### [QUOTED TEXT]
— Begin —

13.Litigation Reporting. Executive shall immediately notify the Company of the nature and amount of any action, suit, claim, complaint, investigation, inquiry, enforcement action or proceeding by any person or entity involving (i) the Company, (ii) any of the Company’s subsidiaries; and/or (iii) Executive, in relation to Executive’s provision of services hereunder, upon receipt by it of notice of any such action, suit, claim, complaint, investigation, inquiry, enforcement action, or other proceeding during the Employment Period. If applicable, concurrently with the Effective Date of this Agreement, Executive has informed the Company of any and all pending or threatened litigation, and the Company acknowledges having been informed of such litigation, if any.
19 of 24 
 

 

14.Miscellaneous.

 

    1. Mutual Non-Disparagement. During the Employment Period, and at all times thereafter, neither Party shall make any written statement, or other communication, that materially disparages or places either Party, or any of the Company’s subsidiaries, or the Company’s respective principals, officers, directors, employees, partners, managers, shareholders, investors, products or services in a false or negative light; provided, however, that nothing herein shall preclude either Party from testifying as required by lawful subpoena or other legal process, making good faith reports to governing regulatory bodies or authorities, or communicating inside the Company consistent with legitimate business needs.

— End —

### [Records]
— Begin —

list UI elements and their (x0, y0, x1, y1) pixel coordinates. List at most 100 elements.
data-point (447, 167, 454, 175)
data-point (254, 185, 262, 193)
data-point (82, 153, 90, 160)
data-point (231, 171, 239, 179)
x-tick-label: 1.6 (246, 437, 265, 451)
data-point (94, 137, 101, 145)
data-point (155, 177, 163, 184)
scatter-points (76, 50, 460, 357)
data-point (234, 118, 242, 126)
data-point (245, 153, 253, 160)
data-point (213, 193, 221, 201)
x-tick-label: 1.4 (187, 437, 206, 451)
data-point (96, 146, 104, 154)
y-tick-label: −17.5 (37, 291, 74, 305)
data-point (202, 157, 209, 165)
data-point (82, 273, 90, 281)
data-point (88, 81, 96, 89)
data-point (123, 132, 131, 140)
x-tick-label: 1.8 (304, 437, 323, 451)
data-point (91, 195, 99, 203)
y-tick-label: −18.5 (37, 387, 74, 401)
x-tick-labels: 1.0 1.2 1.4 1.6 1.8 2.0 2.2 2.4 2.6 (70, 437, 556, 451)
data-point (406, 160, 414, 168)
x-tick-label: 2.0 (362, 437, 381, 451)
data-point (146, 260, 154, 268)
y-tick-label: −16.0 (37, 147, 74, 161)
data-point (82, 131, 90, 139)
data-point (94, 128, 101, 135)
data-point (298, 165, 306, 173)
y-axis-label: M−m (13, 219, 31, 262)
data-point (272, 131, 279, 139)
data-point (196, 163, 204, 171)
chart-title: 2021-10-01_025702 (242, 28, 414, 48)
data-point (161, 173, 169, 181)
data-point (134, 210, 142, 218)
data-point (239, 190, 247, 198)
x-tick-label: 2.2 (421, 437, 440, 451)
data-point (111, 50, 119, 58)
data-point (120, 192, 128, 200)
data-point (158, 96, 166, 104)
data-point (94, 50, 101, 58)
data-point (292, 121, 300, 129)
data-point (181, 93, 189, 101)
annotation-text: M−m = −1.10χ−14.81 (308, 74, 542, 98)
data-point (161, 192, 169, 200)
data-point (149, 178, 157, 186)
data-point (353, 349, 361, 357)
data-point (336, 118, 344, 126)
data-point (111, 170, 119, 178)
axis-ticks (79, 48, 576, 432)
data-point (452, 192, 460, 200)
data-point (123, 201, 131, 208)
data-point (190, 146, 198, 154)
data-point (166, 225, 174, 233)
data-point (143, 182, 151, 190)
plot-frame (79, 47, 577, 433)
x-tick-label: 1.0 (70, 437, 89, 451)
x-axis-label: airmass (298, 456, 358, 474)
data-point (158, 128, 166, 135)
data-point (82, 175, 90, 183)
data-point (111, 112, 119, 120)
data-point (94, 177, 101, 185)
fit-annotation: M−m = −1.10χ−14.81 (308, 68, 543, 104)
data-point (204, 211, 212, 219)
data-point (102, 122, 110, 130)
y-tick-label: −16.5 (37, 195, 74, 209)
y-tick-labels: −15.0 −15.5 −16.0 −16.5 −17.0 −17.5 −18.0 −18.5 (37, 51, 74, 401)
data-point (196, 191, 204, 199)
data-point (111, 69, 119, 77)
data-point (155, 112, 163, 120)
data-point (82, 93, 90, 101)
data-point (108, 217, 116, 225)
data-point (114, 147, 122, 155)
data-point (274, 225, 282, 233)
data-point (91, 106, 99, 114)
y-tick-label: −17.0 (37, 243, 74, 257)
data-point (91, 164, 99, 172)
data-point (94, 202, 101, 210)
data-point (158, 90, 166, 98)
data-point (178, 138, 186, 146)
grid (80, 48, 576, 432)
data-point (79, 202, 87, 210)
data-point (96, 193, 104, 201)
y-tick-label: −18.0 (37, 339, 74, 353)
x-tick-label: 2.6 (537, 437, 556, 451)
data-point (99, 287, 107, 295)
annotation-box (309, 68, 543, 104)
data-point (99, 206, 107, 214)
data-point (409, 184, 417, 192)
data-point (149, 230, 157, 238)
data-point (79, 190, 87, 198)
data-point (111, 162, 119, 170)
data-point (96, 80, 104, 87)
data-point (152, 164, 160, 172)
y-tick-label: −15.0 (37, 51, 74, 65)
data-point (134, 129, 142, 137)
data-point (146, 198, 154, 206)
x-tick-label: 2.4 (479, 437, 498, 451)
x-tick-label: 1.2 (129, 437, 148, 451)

— End —

### [BRIEF A]
In the contract excerpt:
(i) Whom must the Executive immediately notify of any action, suit, or claim?
(ii) During what period must notice of such a proceeding be received for the reporting duty to apply?
(iii) Under the non-disparagement clause, what kind of reports to governing regulatory bodies remains allowed?
### [BRIEF B]
Could you echo the listing from its first line through the line containing "x-tick-label: 1.8 (304, 437, 323, 451)", with both ends included?
The contract excerpt and the listing have nothing to do with each other.

### [REPLY A]
(i) The Company.
(ii) The Employment Period.
(iii) Good faith reports.

### [REPLY B]
list UI elements and their (x0, y0, x1, y1) pixel coordinates. List at most 100 elements.
data-point (447, 167, 454, 175)
data-point (254, 185, 262, 193)
data-point (82, 153, 90, 160)
data-point (231, 171, 239, 179)
x-tick-label: 1.6 (246, 437, 265, 451)
data-point (94, 137, 101, 145)
data-point (155, 177, 163, 184)
scatter-points (76, 50, 460, 357)
data-point (234, 118, 242, 126)
data-point (245, 153, 253, 160)
data-point (213, 193, 221, 201)
x-tick-label: 1.4 (187, 437, 206, 451)
data-point (96, 146, 104, 154)
y-tick-label: −17.5 (37, 291, 74, 305)
data-point (202, 157, 209, 165)
data-point (82, 273, 90, 281)
data-point (88, 81, 96, 89)
data-point (123, 132, 131, 140)
x-tick-label: 1.8 (304, 437, 323, 451)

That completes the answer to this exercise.